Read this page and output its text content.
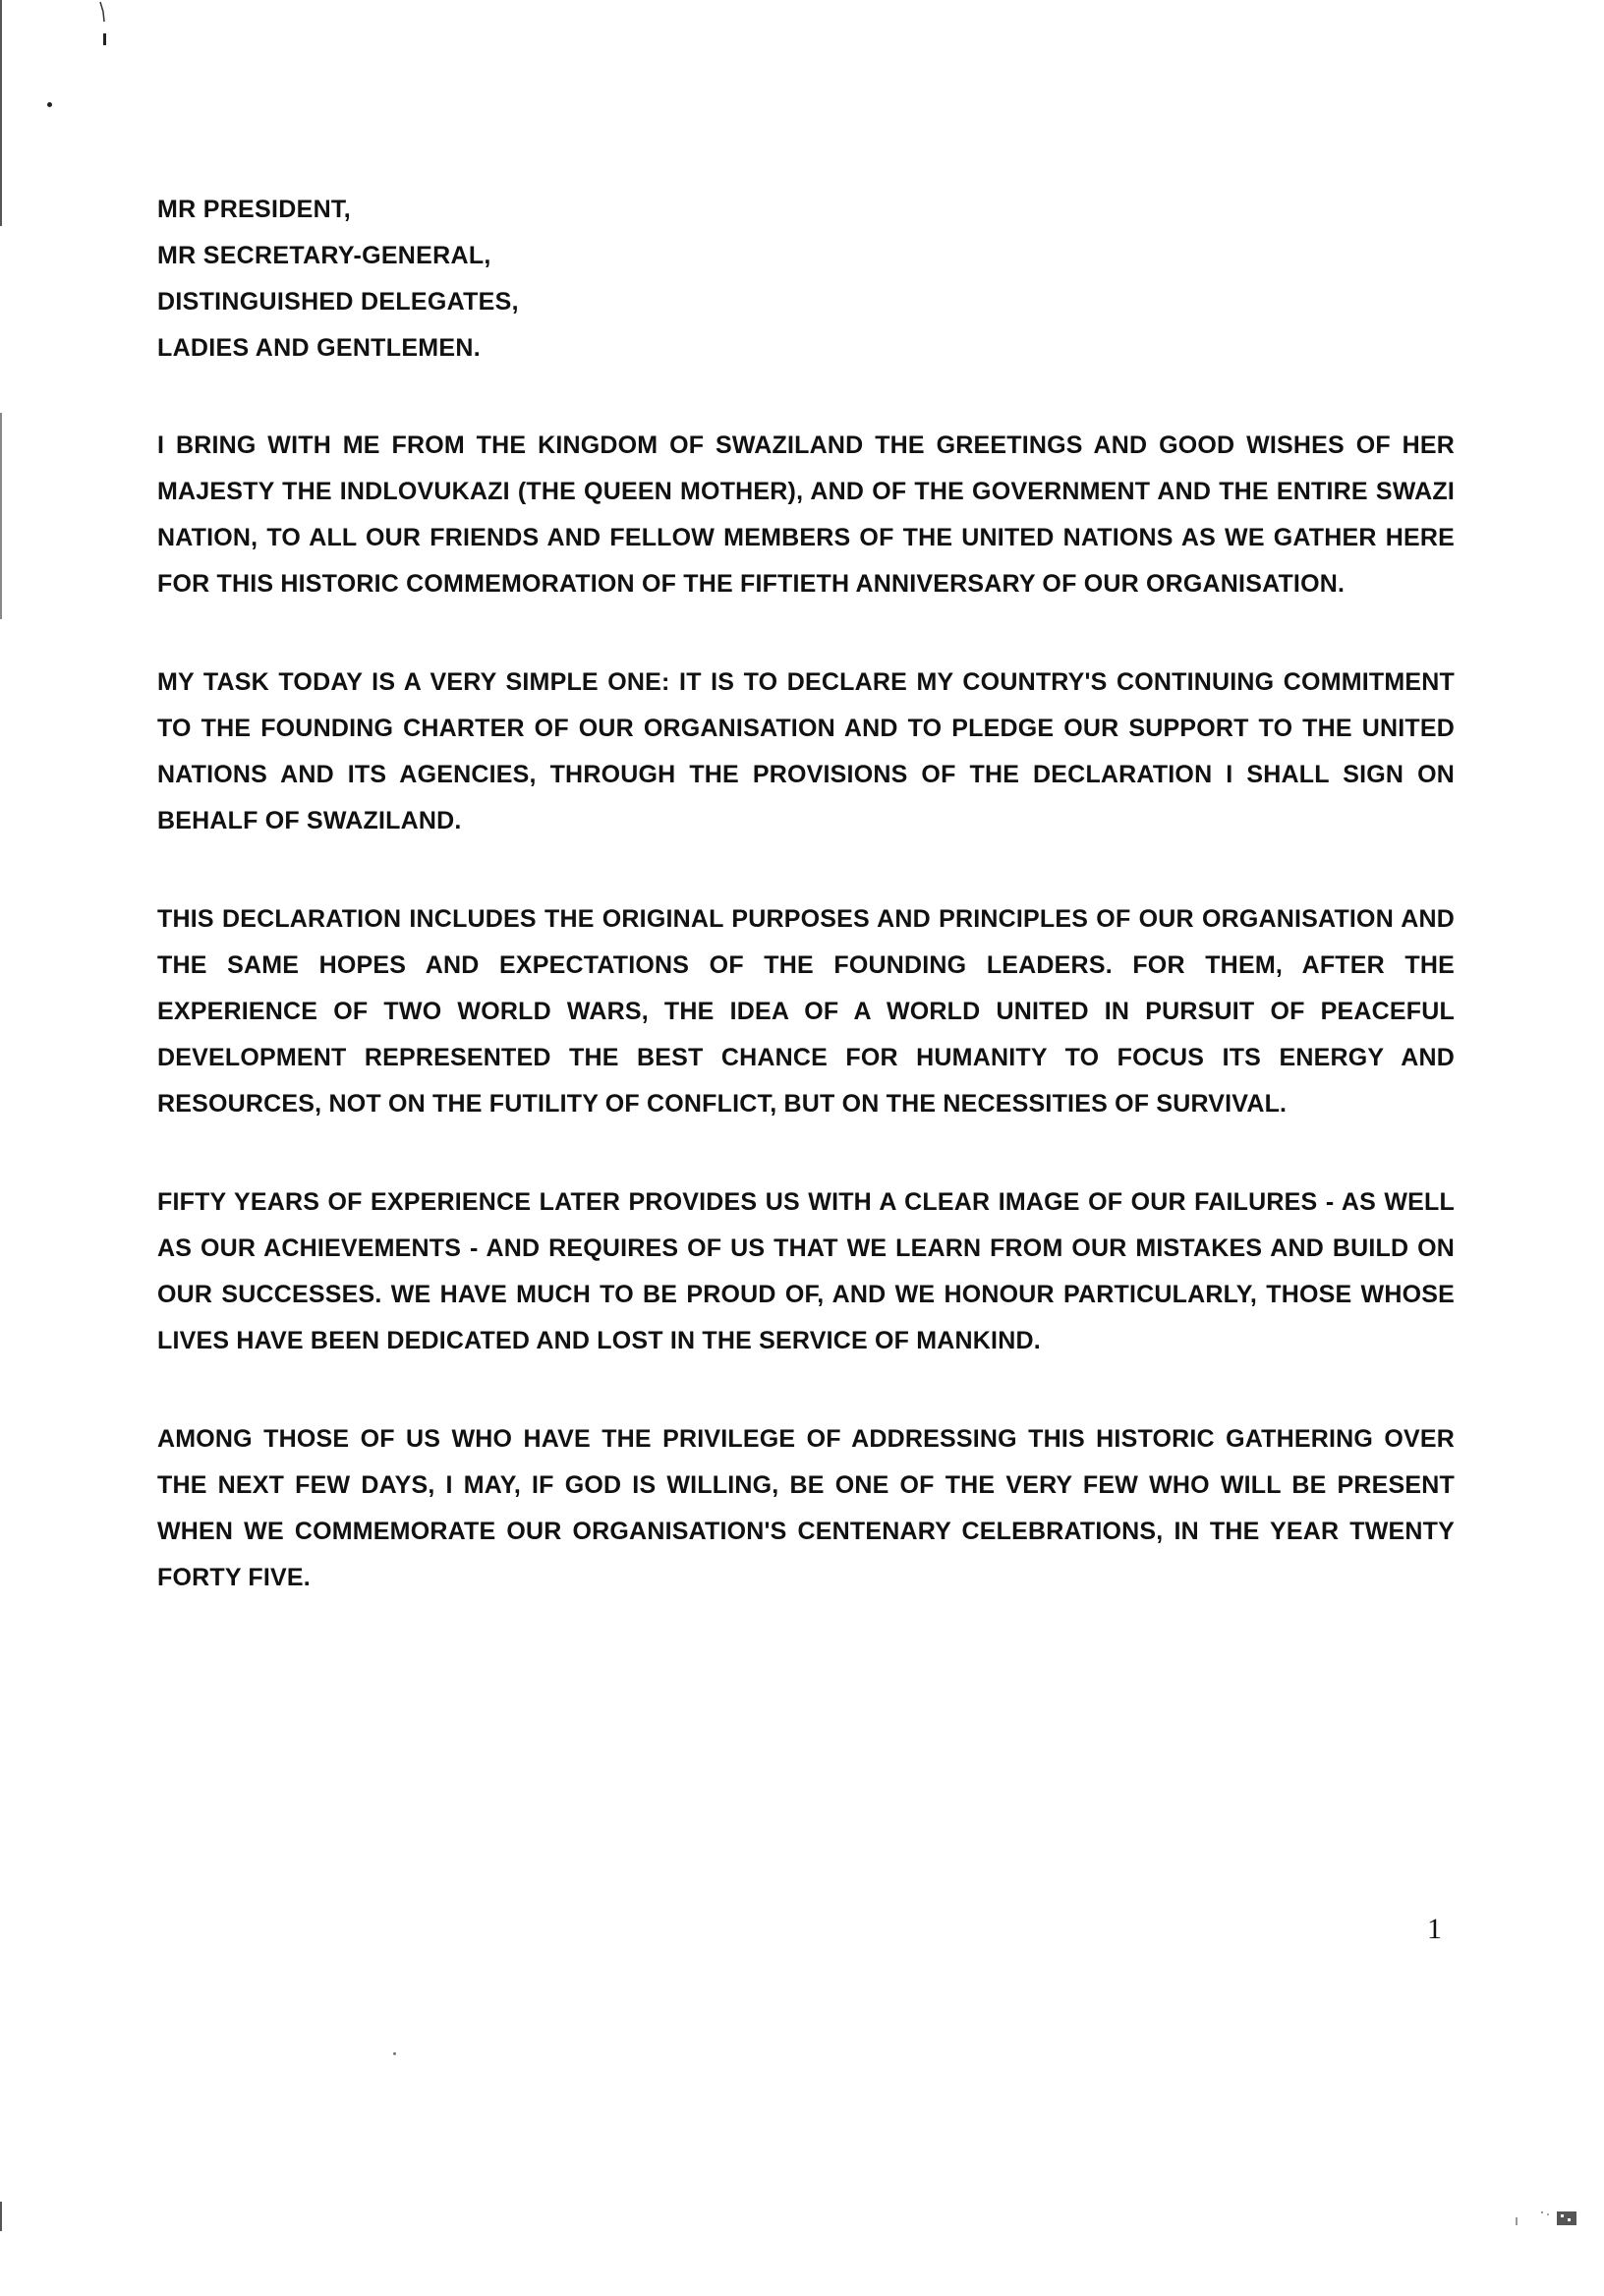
MR PRESIDENT,
MR SECRETARY-GENERAL,
DISTINGUISHED DELEGATES,
LADIES AND GENTLEMEN.

I BRING WITH ME FROM THE KINGDOM OF SWAZILAND THE GREETINGS AND GOOD WISHES OF HER MAJESTY THE INDLOVUKAZI (THE QUEEN MOTHER), AND OF THE GOVERNMENT AND THE ENTIRE SWAZI NATION, TO ALL OUR FRIENDS AND FELLOW MEMBERS OF THE UNITED NATIONS AS WE GATHER HERE FOR THIS HISTORIC COMMEMORATION OF THE FIFTIETH ANNIVERSARY OF OUR ORGANISATION.

MY TASK TODAY IS A VERY SIMPLE ONE: IT IS TO DECLARE MY COUNTRY'S CONTINUING COMMITMENT TO THE FOUNDING CHARTER OF OUR ORGANISATION AND TO PLEDGE OUR SUPPORT TO THE UNITED NATIONS AND ITS AGENCIES, THROUGH THE PROVISIONS OF THE DECLARATION I SHALL SIGN ON BEHALF OF SWAZILAND.

THIS DECLARATION INCLUDES THE ORIGINAL PURPOSES AND PRINCIPLES OF OUR ORGANISATION AND THE SAME HOPES AND EXPECTATIONS OF THE FOUNDING LEADERS. FOR THEM, AFTER THE EXPERIENCE OF TWO WORLD WARS, THE IDEA OF A WORLD UNITED IN PURSUIT OF PEACEFUL DEVELOPMENT REPRESENTED THE BEST CHANCE FOR HUMANITY TO FOCUS ITS ENERGY AND RESOURCES, NOT ON THE FUTILITY OF CONFLICT, BUT ON THE NECESSITIES OF SURVIVAL.

FIFTY YEARS OF EXPERIENCE LATER PROVIDES US WITH A CLEAR IMAGE OF OUR FAILURES - AS WELL AS OUR ACHIEVEMENTS - AND REQUIRES OF US THAT WE LEARN FROM OUR MISTAKES AND BUILD ON OUR SUCCESSES. WE HAVE MUCH TO BE PROUD OF, AND WE HONOUR PARTICULARLY, THOSE WHOSE LIVES HAVE BEEN DEDICATED AND LOST IN THE SERVICE OF MANKIND.

AMONG THOSE OF US WHO HAVE THE PRIVILEGE OF ADDRESSING THIS HISTORIC GATHERING OVER THE NEXT FEW DAYS, I MAY, IF GOD IS WILLING, BE ONE OF THE VERY FEW WHO WILL BE PRESENT WHEN WE COMMEMORATE OUR ORGANISATION'S CENTENARY CELEBRATIONS, IN THE YEAR TWENTY FORTY FIVE.

1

------

→ **WHAT IS NEEDED**
Reproduce the entries above word for word. Pictures stay out.

→ **ANSWER TO THIS TASK**
Read this page and output its text content.
MR PRESIDENT,
MR SECRETARY-GENERAL,
DISTINGUISHED DELEGATES,
LADIES AND GENTLEMEN.

I BRING WITH ME FROM THE KINGDOM OF SWAZILAND THE GREETINGS AND GOOD WISHES OF HER MAJESTY THE INDLOVUKAZI (THE QUEEN MOTHER), AND OF THE GOVERNMENT AND THE ENTIRE SWAZI NATION, TO ALL OUR FRIENDS AND FELLOW MEMBERS OF THE UNITED NATIONS AS WE GATHER HERE FOR THIS HISTORIC COMMEMORATION OF THE FIFTIETH ANNIVERSARY OF OUR ORGANISATION.

MY TASK TODAY IS A VERY SIMPLE ONE: IT IS TO DECLARE MY COUNTRY'S CONTINUING COMMITMENT TO THE FOUNDING CHARTER OF OUR ORGANISATION AND TO PLEDGE OUR SUPPORT TO THE UNITED NATIONS AND ITS AGENCIES, THROUGH THE PROVISIONS OF THE DECLARATION I SHALL SIGN ON BEHALF OF SWAZILAND.

THIS DECLARATION INCLUDES THE ORIGINAL PURPOSES AND PRINCIPLES OF OUR ORGANISATION AND THE SAME HOPES AND EXPECTATIONS OF THE FOUNDING LEADERS. FOR THEM, AFTER THE EXPERIENCE OF TWO WORLD WARS, THE IDEA OF A WORLD UNITED IN PURSUIT OF PEACEFUL DEVELOPMENT REPRESENTED THE BEST CHANCE FOR HUMANITY TO FOCUS ITS ENERGY AND RESOURCES, NOT ON THE FUTILITY OF CONFLICT, BUT ON THE NECESSITIES OF SURVIVAL.

FIFTY YEARS OF EXPERIENCE LATER PROVIDES US WITH A CLEAR IMAGE OF OUR FAILURES - AS WELL AS OUR ACHIEVEMENTS - AND REQUIRES OF US THAT WE LEARN FROM OUR MISTAKES AND BUILD ON OUR SUCCESSES. WE HAVE MUCH TO BE PROUD OF, AND WE HONOUR PARTICULARLY, THOSE WHOSE LIVES HAVE BEEN DEDICATED AND LOST IN THE SERVICE OF MANKIND.

AMONG THOSE OF US WHO HAVE THE PRIVILEGE OF ADDRESSING THIS HISTORIC GATHERING OVER THE NEXT FEW DAYS, I MAY, IF GOD IS WILLING, BE ONE OF THE VERY FEW WHO WILL BE PRESENT WHEN WE COMMEMORATE OUR ORGANISATION'S CENTENARY CELEBRATIONS, IN THE YEAR TWENTY FORTY FIVE.

1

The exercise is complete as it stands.